• _GOAL_
For this exercise, copy out each line of the material below that includes "aftermath".

----- DATA PROVIDED

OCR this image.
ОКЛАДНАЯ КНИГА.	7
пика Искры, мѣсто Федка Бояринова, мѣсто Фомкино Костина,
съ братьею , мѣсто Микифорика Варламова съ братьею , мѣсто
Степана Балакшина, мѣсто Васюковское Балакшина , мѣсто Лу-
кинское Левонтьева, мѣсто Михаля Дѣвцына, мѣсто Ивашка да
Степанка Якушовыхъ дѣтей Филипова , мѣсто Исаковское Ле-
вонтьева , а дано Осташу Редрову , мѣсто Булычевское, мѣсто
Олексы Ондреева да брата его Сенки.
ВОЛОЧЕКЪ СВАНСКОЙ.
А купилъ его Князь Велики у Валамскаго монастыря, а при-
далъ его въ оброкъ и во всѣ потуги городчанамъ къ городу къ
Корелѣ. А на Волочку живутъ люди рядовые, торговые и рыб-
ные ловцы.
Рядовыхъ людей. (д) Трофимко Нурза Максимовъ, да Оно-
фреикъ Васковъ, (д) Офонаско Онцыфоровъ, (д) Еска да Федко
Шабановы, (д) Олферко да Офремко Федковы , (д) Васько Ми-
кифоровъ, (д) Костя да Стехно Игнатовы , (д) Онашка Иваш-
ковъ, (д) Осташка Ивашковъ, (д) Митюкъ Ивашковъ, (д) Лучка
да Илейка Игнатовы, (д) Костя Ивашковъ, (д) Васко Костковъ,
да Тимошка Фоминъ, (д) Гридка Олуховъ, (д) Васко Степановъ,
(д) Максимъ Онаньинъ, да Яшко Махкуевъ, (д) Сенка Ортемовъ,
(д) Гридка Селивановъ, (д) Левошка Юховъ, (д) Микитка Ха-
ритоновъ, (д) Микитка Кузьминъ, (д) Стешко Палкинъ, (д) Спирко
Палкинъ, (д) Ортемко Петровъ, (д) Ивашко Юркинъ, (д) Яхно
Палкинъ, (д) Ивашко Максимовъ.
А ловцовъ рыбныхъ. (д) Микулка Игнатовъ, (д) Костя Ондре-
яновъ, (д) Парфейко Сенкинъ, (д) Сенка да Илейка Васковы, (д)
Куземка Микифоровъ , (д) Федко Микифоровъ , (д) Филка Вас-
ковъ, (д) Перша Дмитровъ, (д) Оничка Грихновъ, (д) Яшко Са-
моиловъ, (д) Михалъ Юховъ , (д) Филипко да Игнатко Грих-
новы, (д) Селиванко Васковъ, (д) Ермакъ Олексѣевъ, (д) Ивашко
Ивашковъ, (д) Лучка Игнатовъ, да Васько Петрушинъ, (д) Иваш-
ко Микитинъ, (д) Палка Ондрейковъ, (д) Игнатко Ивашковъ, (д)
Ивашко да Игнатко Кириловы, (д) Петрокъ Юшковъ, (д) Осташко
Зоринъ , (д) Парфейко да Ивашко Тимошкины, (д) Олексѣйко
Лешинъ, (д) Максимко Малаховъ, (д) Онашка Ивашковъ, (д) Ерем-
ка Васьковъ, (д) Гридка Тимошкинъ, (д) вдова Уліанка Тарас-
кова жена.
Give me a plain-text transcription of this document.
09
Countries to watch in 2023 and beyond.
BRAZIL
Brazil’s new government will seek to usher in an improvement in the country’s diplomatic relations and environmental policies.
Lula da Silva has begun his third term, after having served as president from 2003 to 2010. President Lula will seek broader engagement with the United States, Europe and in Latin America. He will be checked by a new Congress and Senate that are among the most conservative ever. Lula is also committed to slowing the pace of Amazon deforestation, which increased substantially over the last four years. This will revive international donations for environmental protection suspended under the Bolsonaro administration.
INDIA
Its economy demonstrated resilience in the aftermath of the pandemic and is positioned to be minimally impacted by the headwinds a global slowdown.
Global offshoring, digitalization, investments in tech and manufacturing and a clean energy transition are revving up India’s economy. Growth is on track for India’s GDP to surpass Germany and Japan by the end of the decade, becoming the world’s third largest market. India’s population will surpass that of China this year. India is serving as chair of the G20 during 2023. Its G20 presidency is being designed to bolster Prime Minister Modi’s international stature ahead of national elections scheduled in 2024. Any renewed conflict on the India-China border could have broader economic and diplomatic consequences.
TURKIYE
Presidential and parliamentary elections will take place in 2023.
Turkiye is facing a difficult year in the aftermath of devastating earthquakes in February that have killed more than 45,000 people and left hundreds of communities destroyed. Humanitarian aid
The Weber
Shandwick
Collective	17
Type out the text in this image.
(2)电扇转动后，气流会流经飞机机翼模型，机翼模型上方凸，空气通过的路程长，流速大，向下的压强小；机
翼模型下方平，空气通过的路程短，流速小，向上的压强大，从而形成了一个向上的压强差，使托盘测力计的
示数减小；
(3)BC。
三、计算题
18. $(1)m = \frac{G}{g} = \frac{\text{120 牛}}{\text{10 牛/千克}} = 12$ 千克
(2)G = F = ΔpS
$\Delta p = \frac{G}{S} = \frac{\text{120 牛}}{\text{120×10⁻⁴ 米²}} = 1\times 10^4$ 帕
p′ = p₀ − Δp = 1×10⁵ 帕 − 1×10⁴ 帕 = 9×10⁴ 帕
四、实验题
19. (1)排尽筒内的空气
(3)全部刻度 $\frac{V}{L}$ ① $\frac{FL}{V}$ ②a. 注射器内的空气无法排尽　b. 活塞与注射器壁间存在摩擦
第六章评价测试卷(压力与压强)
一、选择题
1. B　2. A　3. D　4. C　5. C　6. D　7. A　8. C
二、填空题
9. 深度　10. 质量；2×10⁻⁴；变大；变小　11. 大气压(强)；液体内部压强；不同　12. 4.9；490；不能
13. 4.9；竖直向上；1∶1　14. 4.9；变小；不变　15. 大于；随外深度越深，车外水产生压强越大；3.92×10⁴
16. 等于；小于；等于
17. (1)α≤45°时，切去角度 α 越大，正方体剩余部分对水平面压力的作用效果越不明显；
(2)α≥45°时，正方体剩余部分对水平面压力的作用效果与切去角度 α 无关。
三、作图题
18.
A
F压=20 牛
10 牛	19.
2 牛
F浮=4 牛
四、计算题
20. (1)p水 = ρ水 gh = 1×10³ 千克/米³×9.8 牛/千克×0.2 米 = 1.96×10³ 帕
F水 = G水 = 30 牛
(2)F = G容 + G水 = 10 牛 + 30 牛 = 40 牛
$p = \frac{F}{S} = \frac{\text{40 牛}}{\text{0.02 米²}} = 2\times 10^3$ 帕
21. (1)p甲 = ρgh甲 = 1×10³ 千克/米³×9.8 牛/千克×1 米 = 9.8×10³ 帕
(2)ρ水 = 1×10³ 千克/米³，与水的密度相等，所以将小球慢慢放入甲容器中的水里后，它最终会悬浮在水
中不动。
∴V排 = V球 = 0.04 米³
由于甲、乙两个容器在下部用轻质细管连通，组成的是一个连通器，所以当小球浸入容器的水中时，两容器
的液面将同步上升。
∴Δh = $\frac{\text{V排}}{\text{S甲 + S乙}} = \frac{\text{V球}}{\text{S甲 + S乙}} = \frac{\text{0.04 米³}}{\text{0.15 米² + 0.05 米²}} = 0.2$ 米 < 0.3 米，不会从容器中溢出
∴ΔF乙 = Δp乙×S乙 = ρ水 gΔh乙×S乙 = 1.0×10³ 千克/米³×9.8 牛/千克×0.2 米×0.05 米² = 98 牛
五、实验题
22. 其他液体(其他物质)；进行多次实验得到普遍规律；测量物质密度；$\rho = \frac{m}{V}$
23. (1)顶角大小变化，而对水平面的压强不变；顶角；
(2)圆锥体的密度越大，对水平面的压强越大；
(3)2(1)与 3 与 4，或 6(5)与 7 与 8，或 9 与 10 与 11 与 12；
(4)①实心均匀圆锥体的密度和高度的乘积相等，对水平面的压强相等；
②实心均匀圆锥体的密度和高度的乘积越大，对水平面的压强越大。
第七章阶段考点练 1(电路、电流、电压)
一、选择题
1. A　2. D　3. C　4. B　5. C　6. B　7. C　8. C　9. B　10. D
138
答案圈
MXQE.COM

----------

• _SOLUTION TO THE EXERCISE_
Its economy demonstrated resilience in the aftermath of the pandemic and is positioned to be minimally impacted by the headwinds a global slowdown.
Turkiye is facing a difficult year in the aftermath of devastating earthquakes in February that have killed more than 45,000 people and left hundreds of communities destroyed. Humanitarian aid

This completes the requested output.